» **EXERCISE DESCRIPTION**: Look through the lines below and extract any with the word "وبيعه".
───── INFORMATION SUPPLIED ─────
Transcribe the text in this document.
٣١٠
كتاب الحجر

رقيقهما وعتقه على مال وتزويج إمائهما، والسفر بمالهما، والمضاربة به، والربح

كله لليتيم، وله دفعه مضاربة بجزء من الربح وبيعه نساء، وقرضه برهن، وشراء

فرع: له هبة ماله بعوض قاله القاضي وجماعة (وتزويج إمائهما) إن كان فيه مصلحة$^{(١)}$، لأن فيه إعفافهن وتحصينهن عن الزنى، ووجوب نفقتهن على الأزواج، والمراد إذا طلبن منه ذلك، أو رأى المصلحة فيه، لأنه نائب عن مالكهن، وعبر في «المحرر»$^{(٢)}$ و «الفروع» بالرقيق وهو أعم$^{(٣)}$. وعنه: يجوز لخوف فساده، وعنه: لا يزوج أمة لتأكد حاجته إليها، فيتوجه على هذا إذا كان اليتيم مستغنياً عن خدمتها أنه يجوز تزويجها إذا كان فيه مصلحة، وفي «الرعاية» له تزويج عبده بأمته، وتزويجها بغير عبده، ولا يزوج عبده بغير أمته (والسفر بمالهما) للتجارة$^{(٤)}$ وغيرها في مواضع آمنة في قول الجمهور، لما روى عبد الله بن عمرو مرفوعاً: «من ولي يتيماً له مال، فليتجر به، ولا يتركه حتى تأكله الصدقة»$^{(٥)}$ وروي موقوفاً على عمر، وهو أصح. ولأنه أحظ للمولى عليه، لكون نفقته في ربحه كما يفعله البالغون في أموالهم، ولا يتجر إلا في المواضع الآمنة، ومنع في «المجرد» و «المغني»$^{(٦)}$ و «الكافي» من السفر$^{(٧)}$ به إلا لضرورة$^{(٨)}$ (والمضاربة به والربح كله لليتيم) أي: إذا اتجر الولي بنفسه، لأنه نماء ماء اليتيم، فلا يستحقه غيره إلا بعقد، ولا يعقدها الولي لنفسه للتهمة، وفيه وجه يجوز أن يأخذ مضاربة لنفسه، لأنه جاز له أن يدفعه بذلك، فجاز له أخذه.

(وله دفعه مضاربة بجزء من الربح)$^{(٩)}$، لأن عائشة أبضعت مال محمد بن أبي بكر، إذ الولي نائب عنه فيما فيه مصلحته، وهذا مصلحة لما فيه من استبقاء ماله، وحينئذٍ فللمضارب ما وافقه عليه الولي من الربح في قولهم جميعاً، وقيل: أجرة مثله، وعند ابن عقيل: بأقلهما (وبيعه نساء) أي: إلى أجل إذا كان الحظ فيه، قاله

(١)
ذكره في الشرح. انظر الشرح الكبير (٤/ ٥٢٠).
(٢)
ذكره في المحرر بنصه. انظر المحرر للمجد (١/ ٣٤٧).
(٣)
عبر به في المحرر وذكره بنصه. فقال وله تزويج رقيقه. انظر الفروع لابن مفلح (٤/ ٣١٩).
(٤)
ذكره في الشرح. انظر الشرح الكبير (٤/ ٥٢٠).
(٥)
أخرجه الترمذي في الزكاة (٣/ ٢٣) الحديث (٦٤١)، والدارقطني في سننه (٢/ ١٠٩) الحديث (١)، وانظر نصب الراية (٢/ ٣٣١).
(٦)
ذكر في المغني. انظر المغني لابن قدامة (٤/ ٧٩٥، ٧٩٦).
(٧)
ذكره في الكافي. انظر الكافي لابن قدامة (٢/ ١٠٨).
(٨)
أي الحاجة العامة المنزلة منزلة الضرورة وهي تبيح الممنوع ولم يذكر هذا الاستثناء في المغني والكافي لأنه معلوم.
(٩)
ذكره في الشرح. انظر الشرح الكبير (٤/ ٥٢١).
─────
» **EXERCISE OUTPUT**:
كله لليتيم، وله دفعه مضاربة بجزء من الربح وبيعه نساء، وقرضه برهن، وشراء
(وله دفعه مضاربة بجزء من الربح)$^{(٩)}$، لأن عائشة أبضعت مال محمد بن أبي بكر، إذ الولي نائب عنه فيما فيه مصلحته، وهذا مصلحة لما فيه من استبقاء ماله، وحينئذٍ فللمضارب ما وافقه عليه الولي من الربح في قولهم جميعاً، وقيل: أجرة مثله، وعند ابن عقيل: بأقلهما (وبيعه نساء) أي: إلى أجل إذا كان الحظ فيه، قاله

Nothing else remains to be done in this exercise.